(Entries from a dataset)
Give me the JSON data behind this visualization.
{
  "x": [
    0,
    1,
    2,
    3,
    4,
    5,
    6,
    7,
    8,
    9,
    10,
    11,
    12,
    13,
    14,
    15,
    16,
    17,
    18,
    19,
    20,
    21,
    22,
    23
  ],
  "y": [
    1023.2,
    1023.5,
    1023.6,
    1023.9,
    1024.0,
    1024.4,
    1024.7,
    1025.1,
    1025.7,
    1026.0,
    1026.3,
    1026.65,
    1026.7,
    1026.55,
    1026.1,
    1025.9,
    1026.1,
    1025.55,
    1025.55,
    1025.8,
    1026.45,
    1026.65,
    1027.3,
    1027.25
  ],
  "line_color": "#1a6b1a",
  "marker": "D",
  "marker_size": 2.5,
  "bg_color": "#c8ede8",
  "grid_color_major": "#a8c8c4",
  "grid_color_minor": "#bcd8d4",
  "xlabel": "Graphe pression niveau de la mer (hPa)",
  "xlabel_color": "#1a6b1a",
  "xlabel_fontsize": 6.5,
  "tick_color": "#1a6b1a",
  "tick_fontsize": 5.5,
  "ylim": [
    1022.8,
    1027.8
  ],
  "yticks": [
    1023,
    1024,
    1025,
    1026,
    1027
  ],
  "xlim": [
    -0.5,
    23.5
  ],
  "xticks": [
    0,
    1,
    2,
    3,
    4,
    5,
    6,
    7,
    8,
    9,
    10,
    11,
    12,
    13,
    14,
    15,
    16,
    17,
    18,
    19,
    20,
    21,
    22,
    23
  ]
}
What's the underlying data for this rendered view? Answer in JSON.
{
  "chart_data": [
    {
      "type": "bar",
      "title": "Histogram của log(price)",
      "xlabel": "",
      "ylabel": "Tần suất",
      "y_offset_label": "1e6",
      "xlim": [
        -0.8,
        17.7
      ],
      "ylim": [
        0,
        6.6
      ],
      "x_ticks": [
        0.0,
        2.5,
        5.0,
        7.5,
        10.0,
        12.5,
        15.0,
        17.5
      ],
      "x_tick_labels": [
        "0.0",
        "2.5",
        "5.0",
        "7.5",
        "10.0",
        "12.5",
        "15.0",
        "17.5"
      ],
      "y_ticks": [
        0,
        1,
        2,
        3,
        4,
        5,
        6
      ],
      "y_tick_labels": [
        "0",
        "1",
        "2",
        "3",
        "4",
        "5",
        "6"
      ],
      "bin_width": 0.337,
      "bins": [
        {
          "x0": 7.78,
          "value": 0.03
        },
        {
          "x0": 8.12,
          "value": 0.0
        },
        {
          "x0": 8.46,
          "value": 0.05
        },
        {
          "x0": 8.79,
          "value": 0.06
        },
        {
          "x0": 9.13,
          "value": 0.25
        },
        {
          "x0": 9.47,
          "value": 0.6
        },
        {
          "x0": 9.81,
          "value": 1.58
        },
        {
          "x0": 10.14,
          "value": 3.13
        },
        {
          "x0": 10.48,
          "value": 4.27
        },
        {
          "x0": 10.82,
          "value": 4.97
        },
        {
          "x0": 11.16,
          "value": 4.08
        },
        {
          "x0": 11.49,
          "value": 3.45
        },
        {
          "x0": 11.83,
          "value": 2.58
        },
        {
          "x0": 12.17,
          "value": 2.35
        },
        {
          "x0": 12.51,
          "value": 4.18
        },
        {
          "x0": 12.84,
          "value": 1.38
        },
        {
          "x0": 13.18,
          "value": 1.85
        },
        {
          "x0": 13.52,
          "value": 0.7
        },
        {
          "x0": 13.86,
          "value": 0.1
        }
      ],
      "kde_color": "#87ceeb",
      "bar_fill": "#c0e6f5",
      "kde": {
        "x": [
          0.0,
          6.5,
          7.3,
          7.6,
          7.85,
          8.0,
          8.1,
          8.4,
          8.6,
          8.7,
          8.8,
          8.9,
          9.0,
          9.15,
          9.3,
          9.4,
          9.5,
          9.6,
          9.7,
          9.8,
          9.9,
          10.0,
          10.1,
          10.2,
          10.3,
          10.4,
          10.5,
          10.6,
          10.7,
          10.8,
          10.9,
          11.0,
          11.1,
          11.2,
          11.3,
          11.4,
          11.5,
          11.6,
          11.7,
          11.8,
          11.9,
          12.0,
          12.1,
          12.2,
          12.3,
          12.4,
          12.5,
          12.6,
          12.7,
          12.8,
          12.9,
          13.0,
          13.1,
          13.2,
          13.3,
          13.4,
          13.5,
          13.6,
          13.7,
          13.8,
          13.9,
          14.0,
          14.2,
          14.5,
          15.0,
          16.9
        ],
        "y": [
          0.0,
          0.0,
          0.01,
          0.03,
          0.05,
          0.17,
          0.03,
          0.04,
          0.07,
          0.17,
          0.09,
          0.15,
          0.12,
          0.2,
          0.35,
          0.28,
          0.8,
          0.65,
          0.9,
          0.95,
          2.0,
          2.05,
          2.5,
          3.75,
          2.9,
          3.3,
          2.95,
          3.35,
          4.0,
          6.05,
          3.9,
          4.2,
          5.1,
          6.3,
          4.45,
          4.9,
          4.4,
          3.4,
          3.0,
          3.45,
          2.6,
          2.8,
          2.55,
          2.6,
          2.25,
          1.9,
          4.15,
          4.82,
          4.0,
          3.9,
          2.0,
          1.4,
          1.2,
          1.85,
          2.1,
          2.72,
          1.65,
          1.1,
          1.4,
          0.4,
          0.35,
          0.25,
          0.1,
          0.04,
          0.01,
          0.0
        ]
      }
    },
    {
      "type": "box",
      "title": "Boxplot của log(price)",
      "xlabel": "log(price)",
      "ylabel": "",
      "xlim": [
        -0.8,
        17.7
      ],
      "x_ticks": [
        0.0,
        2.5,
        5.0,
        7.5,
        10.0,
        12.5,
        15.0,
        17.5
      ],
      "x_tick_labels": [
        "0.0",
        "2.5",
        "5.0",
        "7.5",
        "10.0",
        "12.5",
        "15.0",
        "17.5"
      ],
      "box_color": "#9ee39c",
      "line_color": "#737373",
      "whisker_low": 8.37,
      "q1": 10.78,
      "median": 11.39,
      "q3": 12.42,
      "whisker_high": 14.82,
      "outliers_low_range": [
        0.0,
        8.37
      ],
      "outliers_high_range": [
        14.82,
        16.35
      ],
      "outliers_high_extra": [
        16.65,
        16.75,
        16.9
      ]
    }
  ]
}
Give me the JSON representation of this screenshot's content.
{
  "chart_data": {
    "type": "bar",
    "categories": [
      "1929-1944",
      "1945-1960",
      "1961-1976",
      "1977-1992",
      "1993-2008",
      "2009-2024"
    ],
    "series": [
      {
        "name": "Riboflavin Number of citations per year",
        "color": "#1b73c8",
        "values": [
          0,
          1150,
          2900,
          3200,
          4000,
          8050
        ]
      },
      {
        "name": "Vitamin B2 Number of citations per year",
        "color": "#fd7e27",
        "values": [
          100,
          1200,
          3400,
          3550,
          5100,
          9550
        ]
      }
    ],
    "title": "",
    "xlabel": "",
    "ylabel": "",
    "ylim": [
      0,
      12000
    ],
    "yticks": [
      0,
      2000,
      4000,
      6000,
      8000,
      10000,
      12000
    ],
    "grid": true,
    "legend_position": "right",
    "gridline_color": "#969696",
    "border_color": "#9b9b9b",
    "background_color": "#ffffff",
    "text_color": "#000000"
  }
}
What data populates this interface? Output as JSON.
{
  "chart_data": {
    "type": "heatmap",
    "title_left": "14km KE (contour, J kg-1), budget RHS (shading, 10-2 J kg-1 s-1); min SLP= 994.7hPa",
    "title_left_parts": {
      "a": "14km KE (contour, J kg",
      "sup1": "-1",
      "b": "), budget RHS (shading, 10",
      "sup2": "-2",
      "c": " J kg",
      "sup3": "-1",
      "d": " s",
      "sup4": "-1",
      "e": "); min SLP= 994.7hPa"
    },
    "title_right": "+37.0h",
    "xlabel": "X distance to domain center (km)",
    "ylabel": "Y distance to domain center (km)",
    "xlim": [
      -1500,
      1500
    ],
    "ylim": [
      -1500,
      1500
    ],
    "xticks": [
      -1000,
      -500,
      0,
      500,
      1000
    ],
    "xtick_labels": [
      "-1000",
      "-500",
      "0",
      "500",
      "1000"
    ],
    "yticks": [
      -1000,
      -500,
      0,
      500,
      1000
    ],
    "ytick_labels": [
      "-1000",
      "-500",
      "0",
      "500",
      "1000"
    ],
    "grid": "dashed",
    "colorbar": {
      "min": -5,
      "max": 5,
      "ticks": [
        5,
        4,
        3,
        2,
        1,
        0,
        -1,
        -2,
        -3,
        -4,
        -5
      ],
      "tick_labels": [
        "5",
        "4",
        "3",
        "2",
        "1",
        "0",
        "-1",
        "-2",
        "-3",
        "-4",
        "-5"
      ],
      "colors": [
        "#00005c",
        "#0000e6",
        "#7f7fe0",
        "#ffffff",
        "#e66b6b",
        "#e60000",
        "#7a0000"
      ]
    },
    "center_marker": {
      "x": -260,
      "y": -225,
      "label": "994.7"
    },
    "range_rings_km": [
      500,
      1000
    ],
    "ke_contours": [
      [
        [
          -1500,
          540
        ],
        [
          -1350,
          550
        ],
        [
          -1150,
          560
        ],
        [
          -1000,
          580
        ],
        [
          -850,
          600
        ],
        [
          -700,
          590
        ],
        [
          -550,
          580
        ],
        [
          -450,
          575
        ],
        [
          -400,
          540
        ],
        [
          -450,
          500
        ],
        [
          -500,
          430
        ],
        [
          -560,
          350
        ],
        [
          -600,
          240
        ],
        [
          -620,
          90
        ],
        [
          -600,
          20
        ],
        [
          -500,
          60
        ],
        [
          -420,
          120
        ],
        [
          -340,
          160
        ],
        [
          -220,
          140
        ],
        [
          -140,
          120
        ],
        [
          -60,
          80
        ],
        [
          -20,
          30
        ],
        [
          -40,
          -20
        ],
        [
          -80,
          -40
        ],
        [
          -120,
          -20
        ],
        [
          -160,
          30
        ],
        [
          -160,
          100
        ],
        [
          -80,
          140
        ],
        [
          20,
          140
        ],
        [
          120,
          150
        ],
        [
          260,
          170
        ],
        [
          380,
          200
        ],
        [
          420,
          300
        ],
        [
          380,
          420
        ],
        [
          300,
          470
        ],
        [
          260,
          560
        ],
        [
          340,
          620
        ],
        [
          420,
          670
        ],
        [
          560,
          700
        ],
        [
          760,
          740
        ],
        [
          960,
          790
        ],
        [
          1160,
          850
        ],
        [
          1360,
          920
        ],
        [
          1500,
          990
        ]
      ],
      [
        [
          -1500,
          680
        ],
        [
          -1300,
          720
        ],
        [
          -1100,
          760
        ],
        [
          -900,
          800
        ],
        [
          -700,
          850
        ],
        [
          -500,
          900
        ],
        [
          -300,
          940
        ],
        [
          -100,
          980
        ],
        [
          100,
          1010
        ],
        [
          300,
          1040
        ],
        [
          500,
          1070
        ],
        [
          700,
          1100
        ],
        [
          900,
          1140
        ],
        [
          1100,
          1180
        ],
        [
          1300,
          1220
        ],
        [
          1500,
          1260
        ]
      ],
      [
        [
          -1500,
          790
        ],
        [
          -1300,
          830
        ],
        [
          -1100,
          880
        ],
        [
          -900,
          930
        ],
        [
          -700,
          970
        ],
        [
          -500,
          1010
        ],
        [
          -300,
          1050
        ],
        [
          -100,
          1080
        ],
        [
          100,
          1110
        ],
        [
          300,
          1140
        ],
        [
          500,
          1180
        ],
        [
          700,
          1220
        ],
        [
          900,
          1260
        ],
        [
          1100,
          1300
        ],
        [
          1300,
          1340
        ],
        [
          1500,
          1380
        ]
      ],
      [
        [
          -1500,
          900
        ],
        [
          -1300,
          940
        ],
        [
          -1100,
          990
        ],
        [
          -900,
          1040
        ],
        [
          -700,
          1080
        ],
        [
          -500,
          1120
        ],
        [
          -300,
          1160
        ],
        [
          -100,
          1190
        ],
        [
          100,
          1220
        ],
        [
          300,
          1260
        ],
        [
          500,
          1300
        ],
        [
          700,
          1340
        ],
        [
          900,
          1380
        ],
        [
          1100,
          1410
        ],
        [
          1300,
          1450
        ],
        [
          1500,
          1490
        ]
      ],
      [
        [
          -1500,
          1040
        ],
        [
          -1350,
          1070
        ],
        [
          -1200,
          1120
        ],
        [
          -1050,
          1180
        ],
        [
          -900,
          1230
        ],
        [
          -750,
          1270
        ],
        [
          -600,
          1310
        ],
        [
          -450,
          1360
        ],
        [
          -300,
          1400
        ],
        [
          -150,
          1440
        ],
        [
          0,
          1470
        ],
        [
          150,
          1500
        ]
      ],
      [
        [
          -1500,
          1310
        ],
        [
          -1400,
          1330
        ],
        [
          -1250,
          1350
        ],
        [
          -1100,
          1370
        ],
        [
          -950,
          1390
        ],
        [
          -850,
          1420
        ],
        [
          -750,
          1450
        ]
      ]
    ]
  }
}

Exercise details: Using the entries above, return each line that includes the word "ylabel".

Result for this exercise:
      "ylabel": "Tần suất",
      "ylabel": "",
    "ylabel": "",
    "ylabel": "Y distance to domain center (km)",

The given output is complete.